Print each line of the listing once more, precisely as given.

"""

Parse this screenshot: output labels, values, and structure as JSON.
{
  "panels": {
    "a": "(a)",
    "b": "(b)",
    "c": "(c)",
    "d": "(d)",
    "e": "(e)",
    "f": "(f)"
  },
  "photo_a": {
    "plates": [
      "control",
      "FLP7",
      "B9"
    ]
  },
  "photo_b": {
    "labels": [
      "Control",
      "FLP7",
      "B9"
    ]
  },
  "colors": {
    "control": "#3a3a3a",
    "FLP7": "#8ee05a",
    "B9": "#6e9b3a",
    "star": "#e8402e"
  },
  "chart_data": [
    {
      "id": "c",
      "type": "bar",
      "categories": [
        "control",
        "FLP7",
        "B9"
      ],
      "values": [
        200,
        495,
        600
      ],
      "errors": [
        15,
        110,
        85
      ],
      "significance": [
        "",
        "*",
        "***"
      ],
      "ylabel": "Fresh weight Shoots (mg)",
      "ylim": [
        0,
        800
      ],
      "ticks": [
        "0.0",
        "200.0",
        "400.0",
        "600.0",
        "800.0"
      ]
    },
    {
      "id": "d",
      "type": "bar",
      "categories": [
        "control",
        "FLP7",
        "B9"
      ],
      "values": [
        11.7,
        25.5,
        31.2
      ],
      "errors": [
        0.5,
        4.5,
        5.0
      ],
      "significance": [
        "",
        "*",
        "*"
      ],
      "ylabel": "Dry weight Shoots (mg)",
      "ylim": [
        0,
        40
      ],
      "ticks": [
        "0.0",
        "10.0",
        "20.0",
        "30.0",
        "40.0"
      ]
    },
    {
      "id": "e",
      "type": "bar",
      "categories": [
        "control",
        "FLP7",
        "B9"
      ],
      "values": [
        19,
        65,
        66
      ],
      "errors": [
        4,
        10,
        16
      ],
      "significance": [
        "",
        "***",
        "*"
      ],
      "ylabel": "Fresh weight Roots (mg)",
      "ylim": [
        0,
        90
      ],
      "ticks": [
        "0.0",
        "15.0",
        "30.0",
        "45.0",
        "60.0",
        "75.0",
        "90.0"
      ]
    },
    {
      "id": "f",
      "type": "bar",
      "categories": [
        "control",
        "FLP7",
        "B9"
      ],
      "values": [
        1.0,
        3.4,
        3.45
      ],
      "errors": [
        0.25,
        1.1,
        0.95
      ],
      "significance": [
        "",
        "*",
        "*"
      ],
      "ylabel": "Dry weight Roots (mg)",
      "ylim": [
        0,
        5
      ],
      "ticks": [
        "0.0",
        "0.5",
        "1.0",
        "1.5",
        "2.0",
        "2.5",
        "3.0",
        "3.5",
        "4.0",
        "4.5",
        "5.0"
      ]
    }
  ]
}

"""

— THE RESPONSE —
Parse this screenshot: output labels, values, and structure as JSON.
{
  "panels": {
    "a": "(a)",
    "b": "(b)",
    "c": "(c)",
    "d": "(d)",
    "e": "(e)",
    "f": "(f)"
  },
  "photo_a": {
    "plates": [
      "control",
      "FLP7",
      "B9"
    ]
  },
  "photo_b": {
    "labels": [
      "Control",
      "FLP7",
      "B9"
    ]
  },
  "colors": {
    "control": "#3a3a3a",
    "FLP7": "#8ee05a",
    "B9": "#6e9b3a",
    "star": "#e8402e"
  },
  "chart_data": [
    {
      "id": "c",
      "type": "bar",
      "categories": [
        "control",
        "FLP7",
        "B9"
      ],
      "values": [
        200,
        495,
        600
      ],
      "errors": [
        15,
        110,
        85
      ],
      "significance": [
        "",
        "*",
        "***"
      ],
      "ylabel": "Fresh weight Shoots (mg)",
      "ylim": [
        0,
        800
      ],
      "ticks": [
        "0.0",
        "200.0",
        "400.0",
        "600.0",
        "800.0"
      ]
    },
    {
      "id": "d",
      "type": "bar",
      "categories": [
        "control",
        "FLP7",
        "B9"
      ],
      "values": [
        11.7,
        25.5,
        31.2
      ],
      "errors": [
        0.5,
        4.5,
        5.0
      ],
      "significance": [
        "",
        "*",
        "*"
      ],
      "ylabel": "Dry weight Shoots (mg)",
      "ylim": [
        0,
        40
      ],
      "ticks": [
        "0.0",
        "10.0",
        "20.0",
        "30.0",
        "40.0"
      ]
    },
    {
      "id": "e",
      "type": "bar",
      "categories": [
        "control",
        "FLP7",
        "B9"
      ],
      "values": [
        19,
        65,
        66
      ],
      "errors": [
        4,
        10,
        16
      ],
      "significance": [
        "",
        "***",
        "*"
      ],
      "ylabel": "Fresh weight Roots (mg)",
      "ylim": [
        0,
        90
      ],
      "ticks": [
        "0.0",
        "15.0",
        "30.0",
        "45.0",
        "60.0",
        "75.0",
        "90.0"
      ]
    },
    {
      "id": "f",
      "type": "bar",
      "categories": [
        "control",
        "FLP7",
        "B9"
      ],
      "values": [
        1.0,
        3.4,
        3.45
      ],
      "errors": [
        0.25,
        1.1,
        0.95
      ],
      "significance": [
        "",
        "*",
        "*"
      ],
      "ylabel": "Dry weight Roots (mg)",
      "ylim": [
        0,
        5
      ],
      "ticks": [
        "0.0",
        "0.5",
        "1.0",
        "1.5",
        "2.0",
        "2.5",
        "3.0",
        "3.5",
        "4.0",
        "4.5",
        "5.0"
      ]
    }
  ]
}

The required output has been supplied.